◆ Instructions to follow
Among the lines of these entries, how many hold the word "Pump"? State only the number.

Dataset records on visual material
__________

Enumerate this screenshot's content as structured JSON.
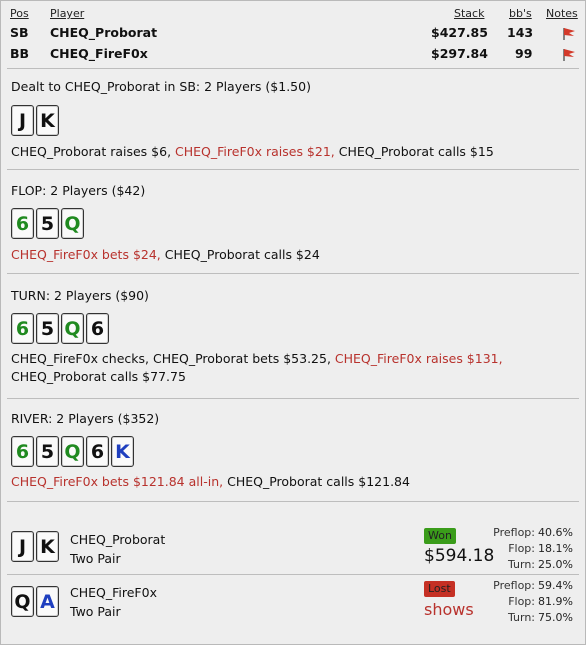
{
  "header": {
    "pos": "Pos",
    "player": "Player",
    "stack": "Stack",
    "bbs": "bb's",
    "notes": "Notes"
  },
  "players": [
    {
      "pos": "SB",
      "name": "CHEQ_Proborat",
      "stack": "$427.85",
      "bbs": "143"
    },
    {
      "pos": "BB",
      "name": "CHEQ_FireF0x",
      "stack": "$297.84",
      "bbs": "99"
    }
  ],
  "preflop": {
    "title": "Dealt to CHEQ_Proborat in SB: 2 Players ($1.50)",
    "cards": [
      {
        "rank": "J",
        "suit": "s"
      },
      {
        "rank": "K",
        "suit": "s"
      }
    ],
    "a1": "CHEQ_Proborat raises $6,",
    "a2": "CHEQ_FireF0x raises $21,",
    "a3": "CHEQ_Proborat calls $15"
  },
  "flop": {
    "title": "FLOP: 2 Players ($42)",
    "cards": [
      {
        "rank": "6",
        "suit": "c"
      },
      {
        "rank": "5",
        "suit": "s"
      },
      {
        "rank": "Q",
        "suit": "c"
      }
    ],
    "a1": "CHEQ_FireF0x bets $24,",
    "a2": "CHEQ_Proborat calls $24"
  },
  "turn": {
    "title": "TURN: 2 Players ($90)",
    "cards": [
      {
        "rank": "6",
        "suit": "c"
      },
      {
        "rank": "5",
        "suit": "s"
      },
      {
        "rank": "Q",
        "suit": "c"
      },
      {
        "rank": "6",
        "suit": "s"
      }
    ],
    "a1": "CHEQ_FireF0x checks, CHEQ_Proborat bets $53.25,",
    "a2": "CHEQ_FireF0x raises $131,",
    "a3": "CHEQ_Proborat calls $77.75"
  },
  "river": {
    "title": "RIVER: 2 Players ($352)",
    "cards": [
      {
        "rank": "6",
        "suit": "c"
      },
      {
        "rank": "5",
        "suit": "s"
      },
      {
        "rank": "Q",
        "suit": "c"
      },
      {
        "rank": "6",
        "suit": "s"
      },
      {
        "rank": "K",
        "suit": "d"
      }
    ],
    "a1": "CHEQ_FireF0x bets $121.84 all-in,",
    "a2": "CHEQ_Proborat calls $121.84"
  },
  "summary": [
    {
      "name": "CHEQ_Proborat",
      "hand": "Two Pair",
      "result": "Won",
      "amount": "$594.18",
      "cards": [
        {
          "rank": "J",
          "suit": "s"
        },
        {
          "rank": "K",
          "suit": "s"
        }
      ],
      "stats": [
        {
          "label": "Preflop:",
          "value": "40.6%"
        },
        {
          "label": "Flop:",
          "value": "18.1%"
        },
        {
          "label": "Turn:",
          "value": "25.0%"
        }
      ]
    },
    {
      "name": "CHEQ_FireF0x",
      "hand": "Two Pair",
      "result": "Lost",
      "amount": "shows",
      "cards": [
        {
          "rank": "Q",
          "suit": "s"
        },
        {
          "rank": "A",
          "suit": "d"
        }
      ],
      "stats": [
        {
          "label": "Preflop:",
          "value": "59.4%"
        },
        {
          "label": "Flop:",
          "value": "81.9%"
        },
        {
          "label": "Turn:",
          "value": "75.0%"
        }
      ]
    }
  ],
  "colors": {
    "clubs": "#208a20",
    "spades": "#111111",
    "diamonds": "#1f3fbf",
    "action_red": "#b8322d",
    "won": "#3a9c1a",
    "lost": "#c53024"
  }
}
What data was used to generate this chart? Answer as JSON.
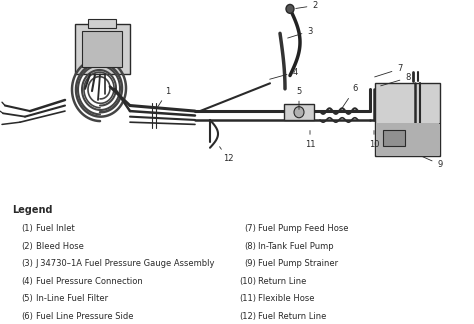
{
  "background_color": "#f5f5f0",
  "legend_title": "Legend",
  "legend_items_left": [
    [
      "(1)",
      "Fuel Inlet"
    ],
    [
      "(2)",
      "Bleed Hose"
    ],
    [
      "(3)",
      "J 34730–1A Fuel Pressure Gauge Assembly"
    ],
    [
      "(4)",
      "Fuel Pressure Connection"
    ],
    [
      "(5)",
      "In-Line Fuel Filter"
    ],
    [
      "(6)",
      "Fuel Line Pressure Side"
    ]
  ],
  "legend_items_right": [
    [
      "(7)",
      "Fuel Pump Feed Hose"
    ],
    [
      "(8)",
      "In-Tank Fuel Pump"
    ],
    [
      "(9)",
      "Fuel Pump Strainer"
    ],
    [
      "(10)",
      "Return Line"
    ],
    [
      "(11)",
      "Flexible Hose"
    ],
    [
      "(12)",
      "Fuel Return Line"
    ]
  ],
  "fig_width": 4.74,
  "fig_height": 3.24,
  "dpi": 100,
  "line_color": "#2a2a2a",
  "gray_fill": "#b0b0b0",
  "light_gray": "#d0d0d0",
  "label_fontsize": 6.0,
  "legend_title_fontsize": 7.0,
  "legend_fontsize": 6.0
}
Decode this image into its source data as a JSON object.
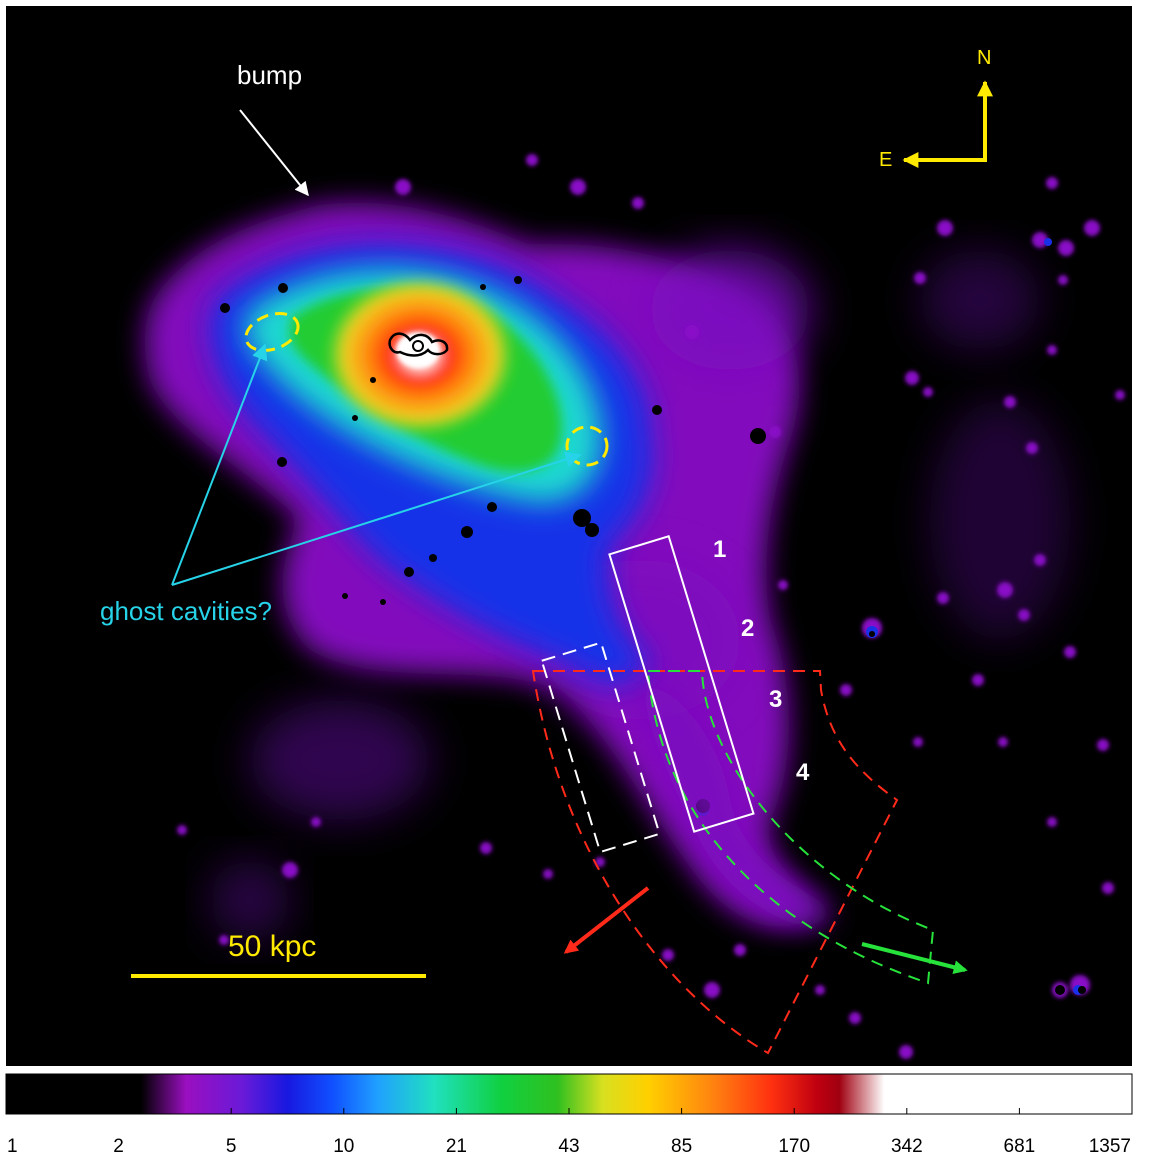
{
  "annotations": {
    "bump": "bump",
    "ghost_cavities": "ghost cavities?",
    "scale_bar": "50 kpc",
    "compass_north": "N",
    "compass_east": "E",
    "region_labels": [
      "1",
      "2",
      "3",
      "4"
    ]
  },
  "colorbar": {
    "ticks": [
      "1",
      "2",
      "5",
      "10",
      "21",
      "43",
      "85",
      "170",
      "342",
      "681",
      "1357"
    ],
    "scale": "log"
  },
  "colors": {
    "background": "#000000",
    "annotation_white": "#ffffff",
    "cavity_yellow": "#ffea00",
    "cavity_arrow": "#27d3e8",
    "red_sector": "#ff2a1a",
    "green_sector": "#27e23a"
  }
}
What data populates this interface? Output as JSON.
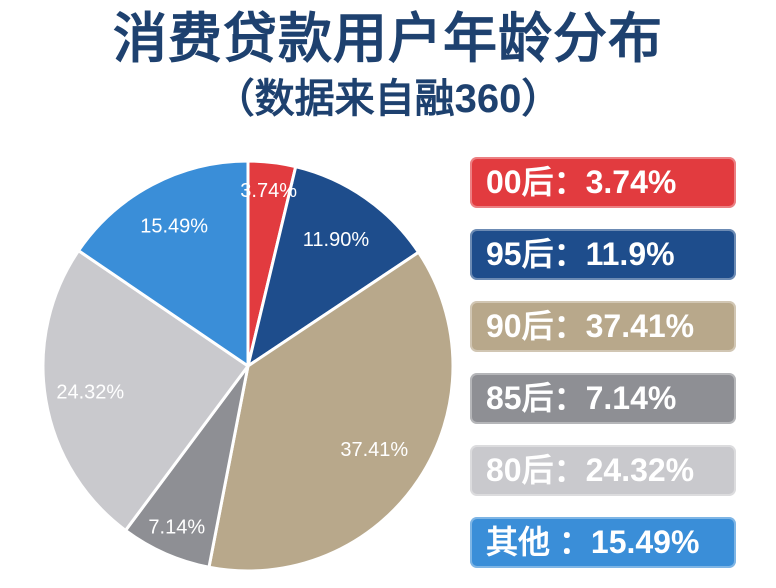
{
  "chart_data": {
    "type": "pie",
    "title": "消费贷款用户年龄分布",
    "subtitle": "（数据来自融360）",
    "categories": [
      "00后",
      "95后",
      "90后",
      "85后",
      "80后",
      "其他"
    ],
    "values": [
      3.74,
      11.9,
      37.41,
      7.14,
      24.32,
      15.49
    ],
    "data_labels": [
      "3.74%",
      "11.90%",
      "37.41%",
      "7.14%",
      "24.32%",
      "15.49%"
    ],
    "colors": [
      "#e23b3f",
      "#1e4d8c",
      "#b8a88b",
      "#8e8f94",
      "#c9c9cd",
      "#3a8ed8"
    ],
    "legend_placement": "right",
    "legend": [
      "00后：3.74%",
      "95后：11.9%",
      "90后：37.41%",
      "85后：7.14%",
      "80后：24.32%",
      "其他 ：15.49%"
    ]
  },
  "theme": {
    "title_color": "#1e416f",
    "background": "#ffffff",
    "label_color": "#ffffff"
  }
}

__________

◆ Exercise response
3